The Task Force's Policy Institute publishes report exposing Republican Party's cynical attempt to win black votes
The Task Force's Policy Institute publishes report exposing Republican Party's cynical attempt to win black votes
Study shows 'moral values' appeal based on homophobia rather than dedication to priorities of the African-American community

The National Gay and Lesbian Task Force Policy Institute today released a report that exposes the dishonesty of attempts by leaders of the Republican Party to lure black voters based on 'moral values,' and spotlights the false promises inherent in Republican National Committee Chairman Ken Mehlman's call for African-Americans to come "back home" to the GOP. The report, False Promises: How the Right Deploys Homophobia to Win Support from African-Americans, compares the voting records of key Republican policymakers in Congress to polling of African-Americans' top voting priorities and finds that Republican lawmakers have abysmal voting records on these issues. False Promises, authored by Task Force Policy Analyst Nicolas Ray, shows that legislators with low ratings on Lesbian, Gay, Bisexual and Transgender (LGBT) equality also receive low ratings from organizations that promote the rights of people of color, including the NAACP and the Leadership Conference on Civil Rights.
────────
#### [USING THE INFORMATION]
1 > In the announcement, who wrote the report False Promises?
2 > Name every group that the announcement spells out in the abbreviation LGBT.
3 > According to the announcement, on what basis does the report conclude that Republican appeals to African-Americans rest on false promises?
The material after this point isn't needed to do anything here.

[Items from a data source]
────────
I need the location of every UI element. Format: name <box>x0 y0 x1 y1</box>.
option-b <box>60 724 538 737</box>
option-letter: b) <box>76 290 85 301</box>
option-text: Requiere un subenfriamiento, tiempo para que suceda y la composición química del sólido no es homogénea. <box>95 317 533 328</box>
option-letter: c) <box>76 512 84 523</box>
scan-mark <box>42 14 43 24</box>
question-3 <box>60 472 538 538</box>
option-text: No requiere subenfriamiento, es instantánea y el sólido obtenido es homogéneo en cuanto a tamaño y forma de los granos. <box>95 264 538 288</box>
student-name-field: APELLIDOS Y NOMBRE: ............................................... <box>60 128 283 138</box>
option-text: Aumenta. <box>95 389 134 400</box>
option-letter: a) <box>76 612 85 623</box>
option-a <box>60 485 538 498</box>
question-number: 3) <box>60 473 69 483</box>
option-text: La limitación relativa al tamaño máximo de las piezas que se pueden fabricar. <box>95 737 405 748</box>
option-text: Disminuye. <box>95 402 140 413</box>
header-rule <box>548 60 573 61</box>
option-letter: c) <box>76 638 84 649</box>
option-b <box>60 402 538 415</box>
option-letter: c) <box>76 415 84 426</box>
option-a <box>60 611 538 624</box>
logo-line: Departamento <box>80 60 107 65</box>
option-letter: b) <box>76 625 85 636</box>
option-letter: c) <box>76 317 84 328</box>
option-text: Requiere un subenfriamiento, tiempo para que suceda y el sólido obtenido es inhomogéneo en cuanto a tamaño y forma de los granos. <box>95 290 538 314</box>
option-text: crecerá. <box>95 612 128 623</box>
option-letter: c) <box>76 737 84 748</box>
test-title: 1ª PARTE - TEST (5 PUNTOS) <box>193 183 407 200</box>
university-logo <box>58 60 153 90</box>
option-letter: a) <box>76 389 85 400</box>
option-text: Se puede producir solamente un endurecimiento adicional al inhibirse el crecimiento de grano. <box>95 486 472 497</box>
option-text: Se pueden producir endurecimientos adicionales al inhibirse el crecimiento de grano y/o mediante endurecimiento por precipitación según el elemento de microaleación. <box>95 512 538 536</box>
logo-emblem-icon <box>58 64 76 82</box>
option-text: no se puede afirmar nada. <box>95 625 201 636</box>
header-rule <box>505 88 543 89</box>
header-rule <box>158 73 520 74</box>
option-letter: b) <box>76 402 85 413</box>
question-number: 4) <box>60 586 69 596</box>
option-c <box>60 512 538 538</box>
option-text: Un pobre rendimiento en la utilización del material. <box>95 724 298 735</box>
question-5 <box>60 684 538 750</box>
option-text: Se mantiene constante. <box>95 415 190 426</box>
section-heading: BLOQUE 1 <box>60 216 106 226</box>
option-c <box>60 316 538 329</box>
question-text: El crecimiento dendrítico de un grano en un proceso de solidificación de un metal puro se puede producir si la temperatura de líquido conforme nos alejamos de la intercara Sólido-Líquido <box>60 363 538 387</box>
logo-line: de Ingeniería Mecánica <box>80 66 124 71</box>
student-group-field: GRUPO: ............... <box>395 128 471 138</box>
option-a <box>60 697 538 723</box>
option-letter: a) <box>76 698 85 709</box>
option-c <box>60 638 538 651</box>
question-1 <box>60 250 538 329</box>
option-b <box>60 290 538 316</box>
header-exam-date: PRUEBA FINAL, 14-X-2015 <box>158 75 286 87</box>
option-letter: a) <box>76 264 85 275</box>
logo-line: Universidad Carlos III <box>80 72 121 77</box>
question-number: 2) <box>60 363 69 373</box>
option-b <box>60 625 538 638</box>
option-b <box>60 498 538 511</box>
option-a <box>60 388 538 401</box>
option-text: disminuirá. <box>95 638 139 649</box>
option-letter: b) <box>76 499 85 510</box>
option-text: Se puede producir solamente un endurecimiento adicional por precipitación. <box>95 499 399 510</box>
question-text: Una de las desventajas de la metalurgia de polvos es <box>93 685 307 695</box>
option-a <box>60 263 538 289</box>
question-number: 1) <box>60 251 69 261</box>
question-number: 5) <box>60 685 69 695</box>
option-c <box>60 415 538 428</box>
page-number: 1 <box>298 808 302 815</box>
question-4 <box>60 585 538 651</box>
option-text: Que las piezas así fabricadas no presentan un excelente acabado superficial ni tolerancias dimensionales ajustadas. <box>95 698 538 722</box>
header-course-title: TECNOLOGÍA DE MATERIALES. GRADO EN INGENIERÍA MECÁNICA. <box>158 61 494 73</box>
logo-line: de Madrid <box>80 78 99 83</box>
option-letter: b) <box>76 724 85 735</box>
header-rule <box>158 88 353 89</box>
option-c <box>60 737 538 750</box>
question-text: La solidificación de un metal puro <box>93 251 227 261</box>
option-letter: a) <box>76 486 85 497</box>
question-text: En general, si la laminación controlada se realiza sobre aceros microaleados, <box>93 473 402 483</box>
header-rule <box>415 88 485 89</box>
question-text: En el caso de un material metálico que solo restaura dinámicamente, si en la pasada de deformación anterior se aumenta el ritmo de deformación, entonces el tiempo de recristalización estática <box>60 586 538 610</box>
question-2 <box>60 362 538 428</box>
────────
#### [RESPONSE LIST]
1 > Task Force Policy Analyst Nicolas Ray.

2 > Lesbian, Gay, Bisexual, Transgender

3 > The report compares the voting records of key Republican policymakers in Congress with polling on African-Americans' top voting priorities. It finds that these lawmakers have abysmal voting records on those issues.